» Task set:
A) In the SD CONFIDENCE LIMITS reference text, list every section heading that ends in a colon.
B) Translate this sentence from the SD CONFIDENCE LIMITS reference text into Spanish: "The confidence interval for the standard deviation is highly sensitive to non-normality in the data."
C) Write what comes next in the SD CONFIDENCE LIMITS reference text after its final sentence.

» Text provided:
-----

SD CONFIDENCE LIMITS

Name:
    SD CONFIDENCE LIMITS
Type:
    Analysis Command
Purpose:
    Generates a confidence interval for the standard deviation.
Description:
    Given a sample of n observations with standard deviation s, the two-sided confidence interval for the standard deviation is

      \( \mbox{lower confidence limit} = s \sqrt{\frac{n-1}{\chi^{2}_{(1-\alpha/2;n-1)}}} \)

      \( \mbox{upper confidence limit} = s \sqrt{\frac{n-1}{\chi^{2}_{(\alpha/2;n-1)}}} \)

    with \( \chi^{2} \) denoting the percent point function of the chi-square distribution. In these formulas, \( \alpha \) is less than 0.5 (i.e., for a 95% confidence interval, we are using \( \alpha \) = 0.05).

    The one-sided lower confidence limit is

      \( \mbox{lower confidence limit} = s \sqrt{\frac{n-1}{\chi^{2}_{(1-\alpha;n-1)}}} \)

    The one-sided upper confidence limit is

      \( \mbox{upper confidence limit} = s \sqrt{\frac{n-1}{\chi^{2}_{(\alpha;n-1)}}} \)

    This confidence interval is based on the assumption that the underlying data is approximately normally distributed. The confidence interval for the standard deviation is highly sensitive to non-normality in the data. It is recommended that the original data be tested for normality before using these normal based intervals. If the data is not approximately normal, an alternative is to use the command

      BOOTSTRAP STANDARD DEVIATION PLOT Y
Syntax 1:
    <LOWER/UPPER> SD CONFIDENCE LIMITS <y>
                            <SUBSET/EXCEPT/FOR qualification>
    where <y> is the response variable;
    and where the <SUBSET/EXCEPT/FOR qualification> is optional.

    If LOWER is specified, a one-sided lower confidence limit is returned. If UPPER is specified, a one-sided upper confidence limit is returned. If neither is specified, a two-sided limit is returned.

    This syntax supports matrix arguments for the response variable.

Syntax 2:
    MULTIPLE <LOWER/UPPER> SD CONFIDENCE LIMITS <y1> ... <yk>
                            <SUBSET/EXCEPT/FOR qualification>
    where <y1> .... <yk> is a list of 1 to 30 response variables;
    and where the <SUBSET/EXCEPT/FOR qualification> is optional.

    This syntax will generate a confidence interval for each of the response variables. The word MULTIPLOT is optional. That is,

      MULTIPLE SD CONFIDENCE LIMITS Y1 Y2 Y3

    is equivalent to

      SD CONFIDENCE LIMITS Y1 Y2 Y3

    If LOWER is specified, a one-sided lower confidence limit is returned. If UPPER is specified, a one-sided upper confidence limit is returned. If neither is specified, a two-sided limit is returned.

-----

» Given data:
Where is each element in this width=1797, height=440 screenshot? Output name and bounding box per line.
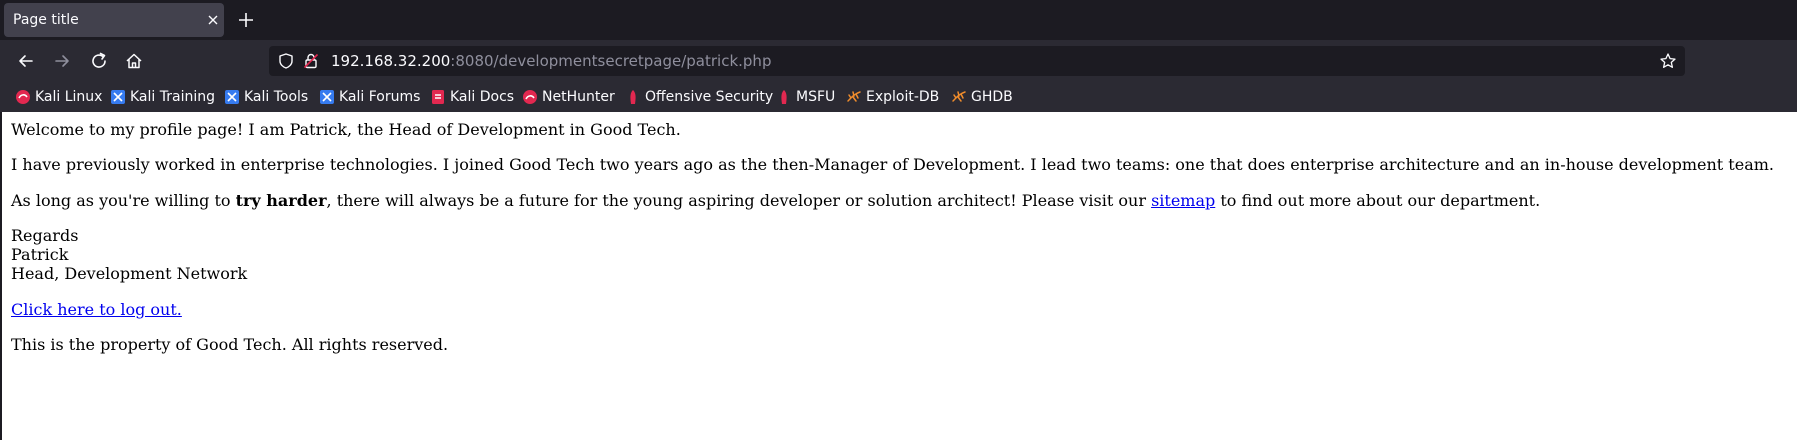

-----

» Answers in order:
A) Name, Type, Purpose, Description, Syntax 1, Syntax 2

B) El intervalo de confianza para la desviación estándar es muy sensible a la falta de normalidad en los datos.

C)
    This syntax supports matrix arguments for the response variables.

Syntax 3:
    REPLICATED <LOWER/UPPER> SD CONFIDENCE LIMITS <y> <x1> ... <xk>
                            <SUBSET/EXCEPT/FOR qualification>
    where <y> is the response variable;
                <x1> .... <xk> is a list of 1 to 6 group-id variables;
    and where the <SUBSET/EXCEPT/FOR qualification> is optional.

    This syntax performs a cross-tabulation of the <x1> ... <xk> and generates a confidence interval for each unique combination of the cross-tabulated values. For example, if X1 has 3 levels and X2 has 2 levels, six confidence intervals will be generated.

    If LOWER is specified, a one-sided lower confidence limit is returned. If UPPER is specified, a one-sided upper confidence limit is returned. If neither is specified, a two-sided limit is returned.

    This syntax does not support matrix arguments.

Examples:
    SD CONFIDENCE LIMITS Y1
    SD CONFIDENCE LIMITS Y1 SUBSET TAG > 2
    SD CONFIDENCE LIMITS Y1 TO Y5
    REPLICATED SD CONFIDENCE LIMITS Y X
Note:
    A table of confidence limits is printed for alpha levels of 50.0, 80.0, 90.0, 95.0, 99.0, and 99.9.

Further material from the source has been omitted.